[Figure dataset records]
####

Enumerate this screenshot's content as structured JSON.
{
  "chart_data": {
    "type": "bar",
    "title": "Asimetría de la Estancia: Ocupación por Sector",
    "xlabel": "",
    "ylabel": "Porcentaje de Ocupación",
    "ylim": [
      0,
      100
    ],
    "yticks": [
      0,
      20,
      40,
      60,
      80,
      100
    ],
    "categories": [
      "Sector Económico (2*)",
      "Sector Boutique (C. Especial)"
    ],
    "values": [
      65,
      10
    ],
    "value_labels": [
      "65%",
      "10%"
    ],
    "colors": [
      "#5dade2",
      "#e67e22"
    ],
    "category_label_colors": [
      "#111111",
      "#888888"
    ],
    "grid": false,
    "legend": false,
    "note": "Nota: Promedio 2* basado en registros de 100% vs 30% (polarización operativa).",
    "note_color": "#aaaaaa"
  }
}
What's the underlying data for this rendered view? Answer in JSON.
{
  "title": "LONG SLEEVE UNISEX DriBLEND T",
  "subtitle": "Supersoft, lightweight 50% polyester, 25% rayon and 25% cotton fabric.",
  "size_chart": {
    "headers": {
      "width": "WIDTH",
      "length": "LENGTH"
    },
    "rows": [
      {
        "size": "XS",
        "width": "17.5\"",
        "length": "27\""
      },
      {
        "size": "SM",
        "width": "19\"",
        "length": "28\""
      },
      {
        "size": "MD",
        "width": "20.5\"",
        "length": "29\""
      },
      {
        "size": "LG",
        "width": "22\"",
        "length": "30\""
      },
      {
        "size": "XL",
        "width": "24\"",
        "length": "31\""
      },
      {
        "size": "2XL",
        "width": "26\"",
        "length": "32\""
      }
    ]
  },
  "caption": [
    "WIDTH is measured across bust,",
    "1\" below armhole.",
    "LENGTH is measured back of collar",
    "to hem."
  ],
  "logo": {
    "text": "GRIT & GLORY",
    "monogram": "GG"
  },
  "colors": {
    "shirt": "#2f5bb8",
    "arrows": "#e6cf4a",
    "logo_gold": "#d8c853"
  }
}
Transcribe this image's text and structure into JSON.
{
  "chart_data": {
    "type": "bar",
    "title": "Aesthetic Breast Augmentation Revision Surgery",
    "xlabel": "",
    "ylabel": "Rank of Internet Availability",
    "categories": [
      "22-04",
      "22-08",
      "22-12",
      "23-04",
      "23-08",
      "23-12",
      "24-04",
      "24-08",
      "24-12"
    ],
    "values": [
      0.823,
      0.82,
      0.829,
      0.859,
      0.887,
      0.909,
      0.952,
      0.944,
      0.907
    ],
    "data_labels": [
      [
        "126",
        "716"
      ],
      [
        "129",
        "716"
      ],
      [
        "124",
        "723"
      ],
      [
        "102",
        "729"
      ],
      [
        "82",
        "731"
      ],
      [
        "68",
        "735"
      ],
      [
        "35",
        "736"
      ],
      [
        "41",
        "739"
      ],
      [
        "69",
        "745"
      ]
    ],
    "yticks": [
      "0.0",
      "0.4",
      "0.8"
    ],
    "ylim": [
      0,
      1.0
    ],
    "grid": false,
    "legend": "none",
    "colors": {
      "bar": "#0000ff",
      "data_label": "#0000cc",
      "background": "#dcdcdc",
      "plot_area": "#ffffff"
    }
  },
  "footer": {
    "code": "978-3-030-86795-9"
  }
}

####

| GIVEN PROBLEM |
Repeat the listing in full, keeping every line exactly as it is.

| TASK SOLUTION |
Enumerate this screenshot's content as structured JSON.
{
  "chart_data": {
    "type": "bar",
    "title": "Asimetría de la Estancia: Ocupación por Sector",
    "xlabel": "",
    "ylabel": "Porcentaje de Ocupación",
    "ylim": [
      0,
      100
    ],
    "yticks": [
      0,
      20,
      40,
      60,
      80,
      100
    ],
    "categories": [
      "Sector Económico (2*)",
      "Sector Boutique (C. Especial)"
    ],
    "values": [
      65,
      10
    ],
    "value_labels": [
      "65%",
      "10%"
    ],
    "colors": [
      "#5dade2",
      "#e67e22"
    ],
    "category_label_colors": [
      "#111111",
      "#888888"
    ],
    "grid": false,
    "legend": false,
    "note": "Nota: Promedio 2* basado en registros de 100% vs 30% (polarización operativa).",
    "note_color": "#aaaaaa"
  }
}
What's the underlying data for this rendered view? Answer in JSON.
{
  "title": "LONG SLEEVE UNISEX DriBLEND T",
  "subtitle": "Supersoft, lightweight 50% polyester, 25% rayon and 25% cotton fabric.",
  "size_chart": {
    "headers": {
      "width": "WIDTH",
      "length": "LENGTH"
    },
    "rows": [
      {
        "size": "XS",
        "width": "17.5\"",
        "length": "27\""
      },
      {
        "size": "SM",
        "width": "19\"",
        "length": "28\""
      },
      {
        "size": "MD",
        "width": "20.5\"",
        "length": "29\""
      },
      {
        "size": "LG",
        "width": "22\"",
        "length": "30\""
      },
      {
        "size": "XL",
        "width": "24\"",
        "length": "31\""
      },
      {
        "size": "2XL",
        "width": "26\"",
        "length": "32\""
      }
    ]
  },
  "caption": [
    "WIDTH is measured across bust,",
    "1\" below armhole.",
    "LENGTH is measured back of collar",
    "to hem."
  ],
  "logo": {
    "text": "GRIT & GLORY",
    "monogram": "GG"
  },
  "colors": {
    "shirt": "#2f5bb8",
    "arrows": "#e6cf4a",
    "logo_gold": "#d8c853"
  }
}
Transcribe this image's text and structure into JSON.
{
  "chart_data": {
    "type": "bar",
    "title": "Aesthetic Breast Augmentation Revision Surgery",
    "xlabel": "",
    "ylabel": "Rank of Internet Availability",
    "categories": [
      "22-04",
      "22-08",
      "22-12",
      "23-04",
      "23-08",
      "23-12",
      "24-04",
      "24-08",
      "24-12"
    ],
    "values": [
      0.823,
      0.82,
      0.829,
      0.859,
      0.887,
      0.909,
      0.952,
      0.944,
      0.907
    ],
    "data_labels": [
      [
        "126",
        "716"
      ],
      [
        "129",
        "716"
      ],
      [
        "124",
        "723"
      ],
      [
        "102",
        "729"
      ],
      [
        "82",
        "731"
      ],
      [
        "68",
        "735"
      ],
      [
        "35",
        "736"
      ],
      [
        "41",
        "739"
      ],
      [
        "69",
        "745"
      ]
    ],
    "yticks": [
      "0.0",
      "0.4",
      "0.8"
    ],
    "ylim": [
      0,
      1.0
    ],
    "grid": false,
    "legend": "none",
    "colors": {
      "bar": "#0000ff",
      "data_label": "#0000cc",
      "background": "#dcdcdc",
      "plot_area": "#ffffff"
    }
  },
  "footer": {
    "code": "978-3-030-86795-9"
  }
}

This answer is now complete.